Data for this exercise |
__________

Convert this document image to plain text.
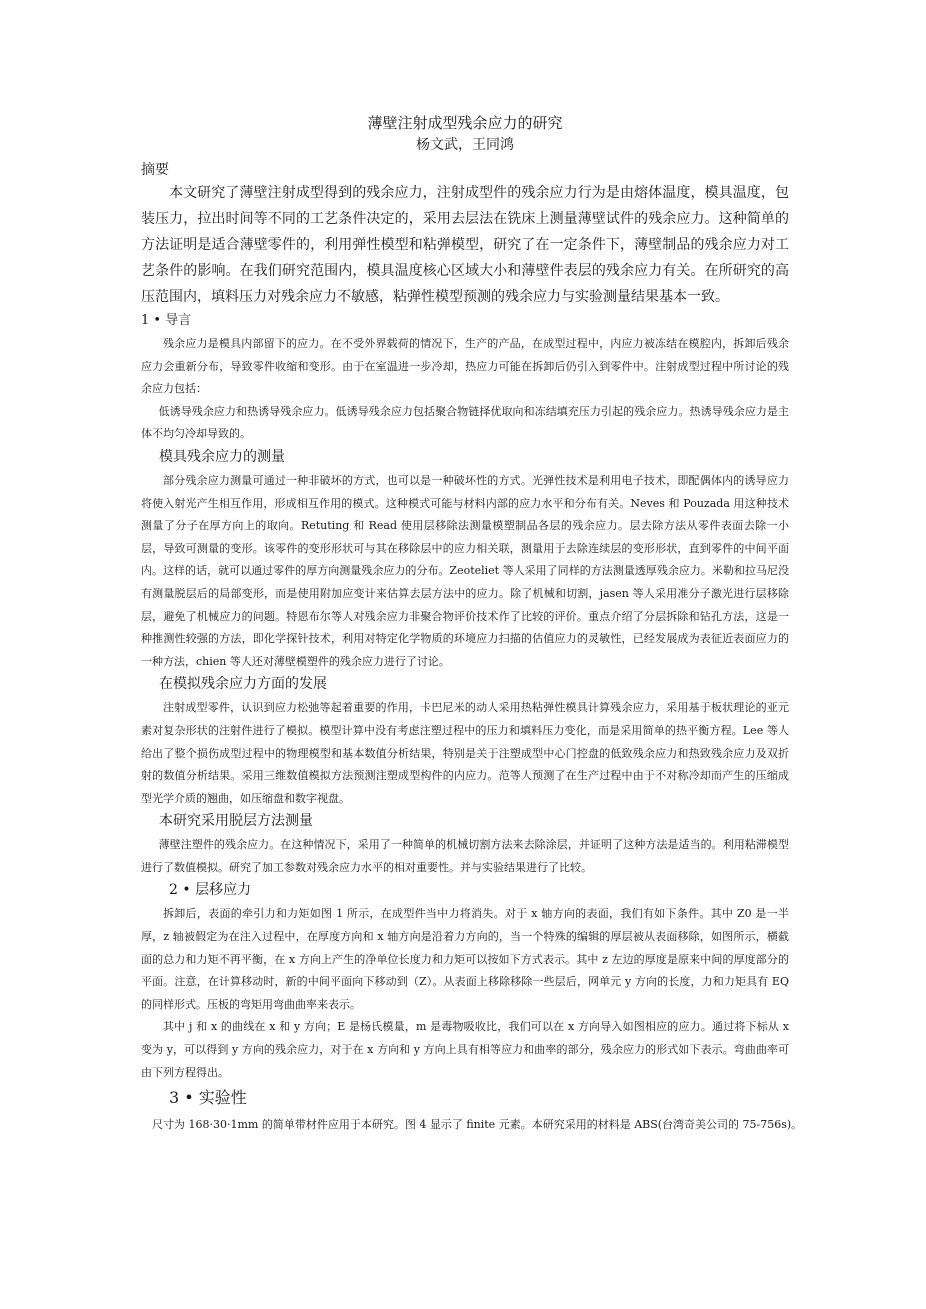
薄壁注射成型残余应力的研究

杨文武，王同鸿

摘要

本文研究了薄壁注射成型得到的残余应力，注射成型件的残余应力行为是由熔体温度，模具温度，包装压力，拉出时间等不同的工艺条件决定的，采用去层法在铣床上测量薄壁试件的残余应力。这种简单的方法证明是适合薄壁零件的，利用弹性模型和粘弹模型，研究了在一定条件下，薄壁制品的残余应力对工艺条件的影响。在我们研究范围内，模具温度核心区域大小和薄壁件表层的残余应力有关。在所研究的高压范围内，填料压力对残余应力不敏感，粘弹性模型预测的残余应力与实验测量结果基本一致。

1 • 导言

残余应力是模具内部留下的应力。在不受外界载荷的情况下，生产的产品，在成型过程中，内应力被冻结在模腔内，拆卸后残余应力会重新分布，导致零件收缩和变形。由于在室温进一步冷却，热应力可能在拆卸后仍引入到零件中。注射成型过程中所讨论的残余应力包括：

低诱导残余应力和热诱导残余应力。低诱导残余应力包括聚合物链择优取向和冻结填充压力引起的残余应力。热诱导残余应力是主体不均匀冷却导致的。

模具残余应力的测量

部分残余应力测量可通过一种非破坏的方式，也可以是一种破坏性的方式。光弹性技术是利用电子技术，即配偶体内的诱导应力将使入射光产生相互作用，形成相互作用的模式。这种模式可能与材料内部的应力水平和分布有关。Neves 和 Pouzada 用这种技术测量了分子在厚方向上的取向。Retuting 和 Read 使用层移除法测量模塑制品各层的残余应力。层去除方法从零件表面去除一小层，导致可测量的变形。该零件的变形形状可与其在移除层中的应力相关联，测量用于去除连续层的变形形状，直到零件的中间平面内。这样的话，就可以通过零件的厚方向测量残余应力的分布。Zeoteliet 等人采用了同样的方法测量透厚残余应力。米勒和拉马尼没有测量脱层后的局部变形，而是使用附加应变计来估算去层方法中的应力。除了机械和切割，jasen 等人采用准分子激光进行层移除层，避免了机械应力的问题。特恩布尔等人对残余应力非聚合物评价技术作了比较的评价。重点介绍了分层拆除和钻孔方法，这是一种推测性较强的方法，即化学探针技术，利用对特定化学物质的环境应力扫描的估值应力的灵敏性，已经发展成为表征近表面应力的一种方法，chien 等人还对薄壁模塑件的残余应力进行了讨论。

在模拟残余应力方面的发展

注射成型零件，认识到应力松弛等起着重要的作用，卡巴尼米的动人采用热粘弹性模具计算残余应力，采用基于板状理论的亚元素对复杂形状的注射件进行了模拟。模型计算中没有考虑注塑过程中的压力和填料压力变化，而是采用简单的热平衡方程。Lee 等人给出了整个损伤成型过程中的物理模型和基本数值分析结果，特别是关于注塑成型中心门控盘的低致残余应力和热致残余应力及双折射的数值分析结果。采用三维数值模拟方法预测注塑成型构件的内应力。范等人预测了在生产过程中由于不对称冷却而产生的压缩成型光学介质的翘曲，如压缩盘和数字视盘。

本研究采用脱层方法测量

薄壁注塑件的残余应力。在这种情况下，采用了一种简单的机械切割方法来去除涂层，并证明了这种方法是适当的。利用粘滞模型进行了数值模拟。研究了加工参数对残余应力水平的相对重要性。并与实验结果进行了比较。

2 • 层移应力

拆卸后，表面的牵引力和力矩如图 1 所示，在成型件当中力将消失。对于 x 轴方向的表面，我们有如下条件。其中 Z0 是一半厚，z 轴被假定为在注入过程中，在厚度方向和 x 轴方向是沿着力方向的，当一个特殊的编辑的厚层被从表面移除，如图所示，横截面的总力和力矩不再平衡，在 x 方向上产生的净单位长度力和力矩可以按如下方式表示。其中 z 左边的厚度是原来中间的厚度部分的平面。注意，在计算移动时，新的中间平面向下移动到（Z）。从表面上移除移除一些层后，网单元 y 方向的长度，力和力矩具有 EQ 的同样形式。压板的弯矩用弯曲曲率来表示。

其中 j 和 x 的曲线在 x 和 y 方向；E 是杨氏模量，m 是毒物吸收比，我们可以在 x 方向导入如图相应的应力。通过将下标从 x 变为 y，可以得到 y 方向的残余应力，对于在 x 方向和 y 方向上具有相等应力和曲率的部分，残余应力的形式如下表示。弯曲曲率可由下列方程得出。

3 • 实验性

尺寸为 168·30·1mm 的简单带材件应用于本研究。图 4 显示了 finite 元素。本研究采用的材料是 ABS(台湾奇美公司的 75-756s)。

__________

The request | Write the records out again in full, exactly, and skip every picture.

Task response |
Convert this document image to plain text.
薄壁注射成型残余应力的研究

杨文武，王同鸿

摘要

本文研究了薄壁注射成型得到的残余应力，注射成型件的残余应力行为是由熔体温度，模具温度，包装压力，拉出时间等不同的工艺条件决定的，采用去层法在铣床上测量薄壁试件的残余应力。这种简单的方法证明是适合薄壁零件的，利用弹性模型和粘弹模型，研究了在一定条件下，薄壁制品的残余应力对工艺条件的影响。在我们研究范围内，模具温度核心区域大小和薄壁件表层的残余应力有关。在所研究的高压范围内，填料压力对残余应力不敏感，粘弹性模型预测的残余应力与实验测量结果基本一致。

1 • 导言

残余应力是模具内部留下的应力。在不受外界载荷的情况下，生产的产品，在成型过程中，内应力被冻结在模腔内，拆卸后残余应力会重新分布，导致零件收缩和变形。由于在室温进一步冷却，热应力可能在拆卸后仍引入到零件中。注射成型过程中所讨论的残余应力包括：

低诱导残余应力和热诱导残余应力。低诱导残余应力包括聚合物链择优取向和冻结填充压力引起的残余应力。热诱导残余应力是主体不均匀冷却导致的。

模具残余应力的测量

部分残余应力测量可通过一种非破坏的方式，也可以是一种破坏性的方式。光弹性技术是利用电子技术，即配偶体内的诱导应力将使入射光产生相互作用，形成相互作用的模式。这种模式可能与材料内部的应力水平和分布有关。Neves 和 Pouzada 用这种技术测量了分子在厚方向上的取向。Retuting 和 Read 使用层移除法测量模塑制品各层的残余应力。层去除方法从零件表面去除一小层，导致可测量的变形。该零件的变形形状可与其在移除层中的应力相关联，测量用于去除连续层的变形形状，直到零件的中间平面内。这样的话，就可以通过零件的厚方向测量残余应力的分布。Zeoteliet 等人采用了同样的方法测量透厚残余应力。米勒和拉马尼没有测量脱层后的局部变形，而是使用附加应变计来估算去层方法中的应力。除了机械和切割，jasen 等人采用准分子激光进行层移除层，避免了机械应力的问题。特恩布尔等人对残余应力非聚合物评价技术作了比较的评价。重点介绍了分层拆除和钻孔方法，这是一种推测性较强的方法，即化学探针技术，利用对特定化学物质的环境应力扫描的估值应力的灵敏性，已经发展成为表征近表面应力的一种方法，chien 等人还对薄壁模塑件的残余应力进行了讨论。

在模拟残余应力方面的发展

注射成型零件，认识到应力松弛等起着重要的作用，卡巴尼米的动人采用热粘弹性模具计算残余应力，采用基于板状理论的亚元素对复杂形状的注射件进行了模拟。模型计算中没有考虑注塑过程中的压力和填料压力变化，而是采用简单的热平衡方程。Lee 等人给出了整个损伤成型过程中的物理模型和基本数值分析结果，特别是关于注塑成型中心门控盘的低致残余应力和热致残余应力及双折射的数值分析结果。采用三维数值模拟方法预测注塑成型构件的内应力。范等人预测了在生产过程中由于不对称冷却而产生的压缩成型光学介质的翘曲，如压缩盘和数字视盘。

本研究采用脱层方法测量

薄壁注塑件的残余应力。在这种情况下，采用了一种简单的机械切割方法来去除涂层，并证明了这种方法是适当的。利用粘滞模型进行了数值模拟。研究了加工参数对残余应力水平的相对重要性。并与实验结果进行了比较。

2 • 层移应力

拆卸后，表面的牵引力和力矩如图 1 所示，在成型件当中力将消失。对于 x 轴方向的表面，我们有如下条件。其中 Z0 是一半厚，z 轴被假定为在注入过程中，在厚度方向和 x 轴方向是沿着力方向的，当一个特殊的编辑的厚层被从表面移除，如图所示，横截面的总力和力矩不再平衡，在 x 方向上产生的净单位长度力和力矩可以按如下方式表示。其中 z 左边的厚度是原来中间的厚度部分的平面。注意，在计算移动时，新的中间平面向下移动到（Z）。从表面上移除移除一些层后，网单元 y 方向的长度，力和力矩具有 EQ 的同样形式。压板的弯矩用弯曲曲率来表示。

其中 j 和 x 的曲线在 x 和 y 方向；E 是杨氏模量，m 是毒物吸收比，我们可以在 x 方向导入如图相应的应力。通过将下标从 x 变为 y，可以得到 y 方向的残余应力，对于在 x 方向和 y 方向上具有相等应力和曲率的部分，残余应力的形式如下表示。弯曲曲率可由下列方程得出。

3 • 实验性

尺寸为 168·30·1mm 的简单带材件应用于本研究。图 4 显示了 finite 元素。本研究采用的材料是 ABS(台湾奇美公司的 75-756s)。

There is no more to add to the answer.